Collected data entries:
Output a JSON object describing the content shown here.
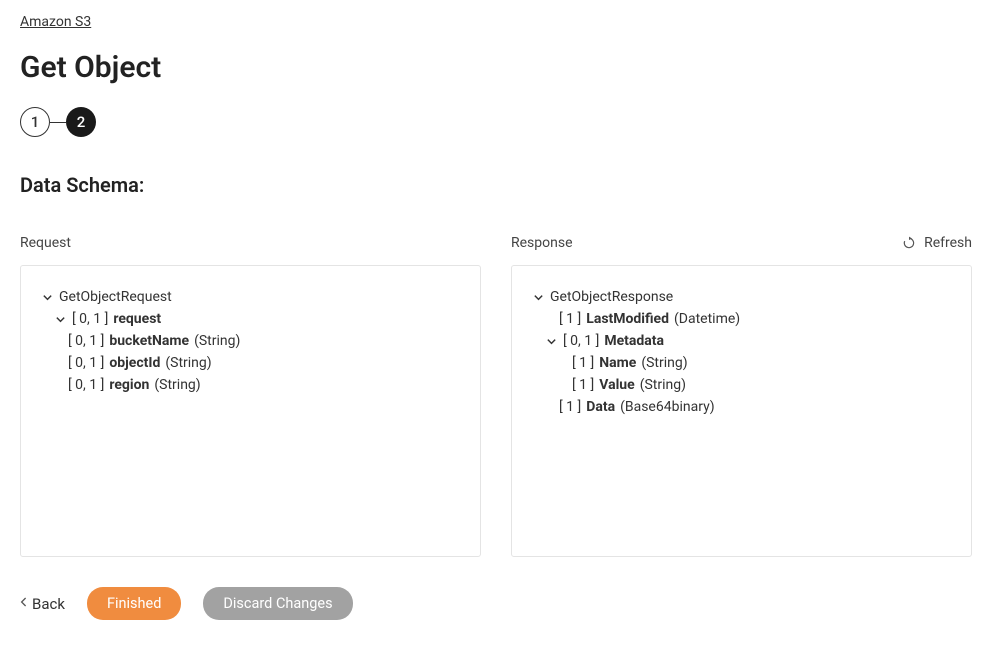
{
  "breadcrumb": "Amazon S3",
  "page_title": "Get Object",
  "steps": {
    "s1": "1",
    "s2": "2"
  },
  "section_heading": "Data Schema:",
  "request": {
    "title": "Request",
    "root": "GetObjectRequest",
    "child": {
      "card": "[ 0, 1 ]",
      "name": "request"
    },
    "fields": {
      "f0": {
        "card": "[ 0, 1 ]",
        "name": "bucketName",
        "type": "(String)"
      },
      "f1": {
        "card": "[ 0, 1 ]",
        "name": "objectId",
        "type": "(String)"
      },
      "f2": {
        "card": "[ 0, 1 ]",
        "name": "region",
        "type": "(String)"
      }
    }
  },
  "response": {
    "title": "Response",
    "refresh": "Refresh",
    "root": "GetObjectResponse",
    "lastmod": {
      "card": "[ 1 ]",
      "name": "LastModified",
      "type": "(Datetime)"
    },
    "metadata": {
      "card": "[ 0, 1 ]",
      "name": "Metadata"
    },
    "meta_fields": {
      "f0": {
        "card": "[ 1 ]",
        "name": "Name",
        "type": "(String)"
      },
      "f1": {
        "card": "[ 1 ]",
        "name": "Value",
        "type": "(String)"
      }
    },
    "data": {
      "card": "[ 1 ]",
      "name": "Data",
      "type": "(Base64binary)"
    }
  },
  "footer": {
    "back": "Back",
    "finished": "Finished",
    "discard": "Discard Changes"
  }
}
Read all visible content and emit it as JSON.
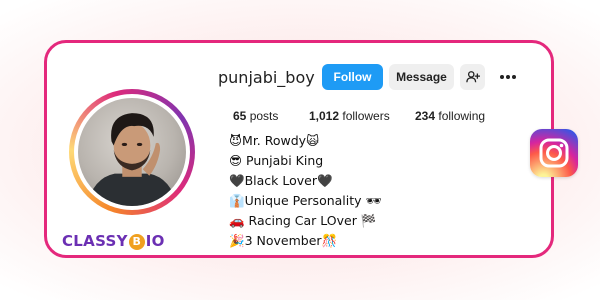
{
  "profile": {
    "username": "punjabi_boy",
    "follow_label": "Follow",
    "message_label": "Message",
    "stats": {
      "posts_count": "65",
      "posts_label": "posts",
      "followers_count": "1,012",
      "followers_label": "followers",
      "following_count": "234",
      "following_label": "following"
    },
    "bio": [
      "😈Mr. Rowdy🙀",
      "😎 Punjabi King",
      "🖤Black Lover🖤",
      "👔Unique Personality 🕶",
      "🚗 Racing Car LOver 🏁",
      "🎉3 November🎊"
    ]
  },
  "brand": {
    "prefix": "CLASSY",
    "b_letter": "B",
    "suffix": "IO"
  },
  "icons": {
    "add_user": "add-user-icon",
    "more": "more-horizontal-icon",
    "instagram": "instagram-logo-icon"
  },
  "colors": {
    "card_border": "#e4287c",
    "follow_button": "#1e9bf5",
    "secondary_button": "#efefef",
    "brand_text": "#6b2fb3"
  }
}
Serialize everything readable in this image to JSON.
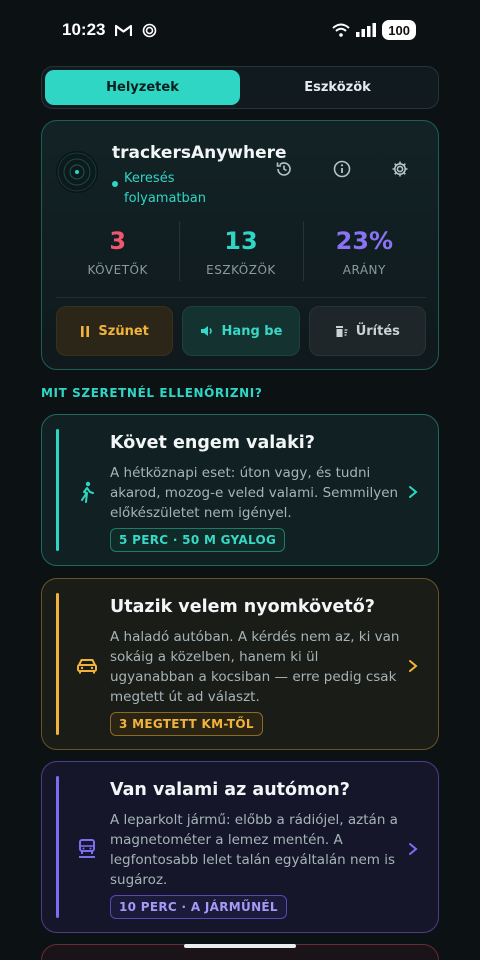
{
  "status_bar": {
    "time": "10:23",
    "battery": "100"
  },
  "tabs": [
    {
      "label": "Helyzetek",
      "active": true
    },
    {
      "label": "Eszközök",
      "active": false
    }
  ],
  "status": {
    "app_name": "trackersAnywhere",
    "state": "Keresés folyamatban",
    "stats": [
      {
        "value": "3",
        "label": "KÖVETŐK",
        "color": "#f0566f"
      },
      {
        "value": "13",
        "label": "ESZKÖZÖK",
        "color": "#2fd6c4"
      },
      {
        "value": "23%",
        "label": "ARÁNY",
        "color": "#8a72f5"
      }
    ],
    "actions": {
      "pause": "Szünet",
      "sound": "Hang be",
      "clear": "Ürítés"
    }
  },
  "section_title": "MIT SZERETNÉL ELLENŐRIZNI?",
  "scenarios": [
    {
      "title": "Követ engem valaki?",
      "desc": "A hétköznapi eset: úton vagy, és tudni akarod, mozog-e veled valami. Semmilyen előkészületet nem igényel.",
      "badge": "5 PERC · 50 M GYALOG",
      "icon": "walking-person-icon",
      "color": "#2fd6c4"
    },
    {
      "title": "Utazik velem nyomkövető?",
      "desc": "A haladó autóban. A kérdés nem az, ki van sokáig a közelben, hanem ki ül ugyanabban a kocsiban — erre pedig csak megtett út ad választ.",
      "badge": "3 MEGTETT KM-TŐL",
      "icon": "car-icon",
      "color": "#f2b33c"
    },
    {
      "title": "Van valami az autómon?",
      "desc": "A leparkolt jármű: előbb a rádiójel, aztán a magnetométer a lemez mentén. A legfontosabb lelet talán egyáltalán nem is sugároz.",
      "badge": "10 PERC · A JÁRMŰNÉL",
      "icon": "parked-car-icon",
      "color": "#7d6df0"
    }
  ]
}
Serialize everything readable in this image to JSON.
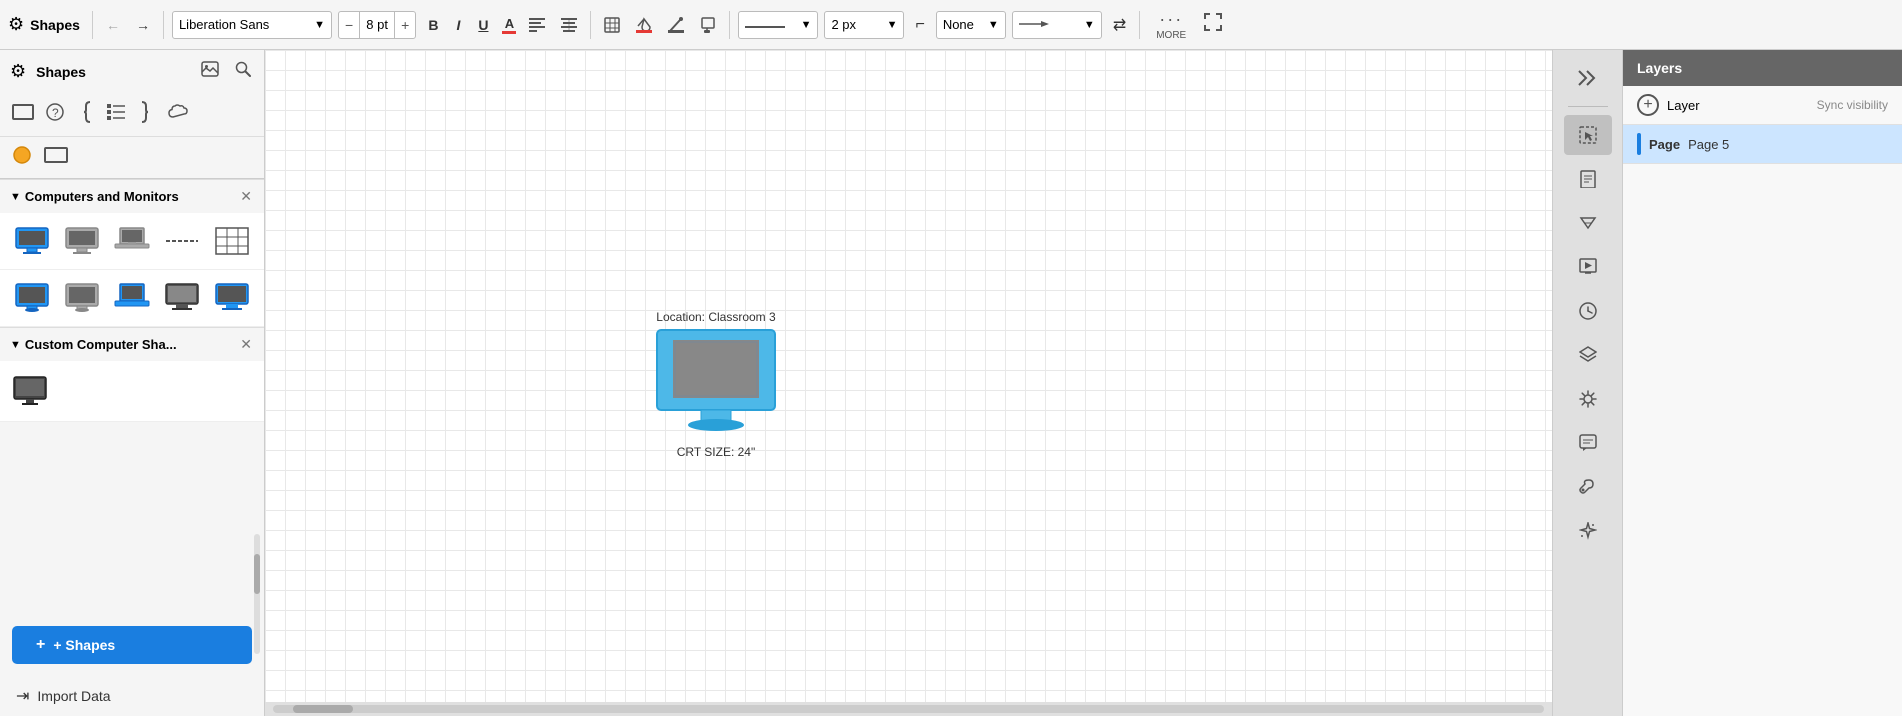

Directions »
Copy every line that contains the string "badge".

Exercise output »
      "badge": "5 PERC · 50 M GYALOG",
      "badge": "3 MEGTETT KM-TŐL",
      "badge": "10 PERC · A JÁRMŰNÉL",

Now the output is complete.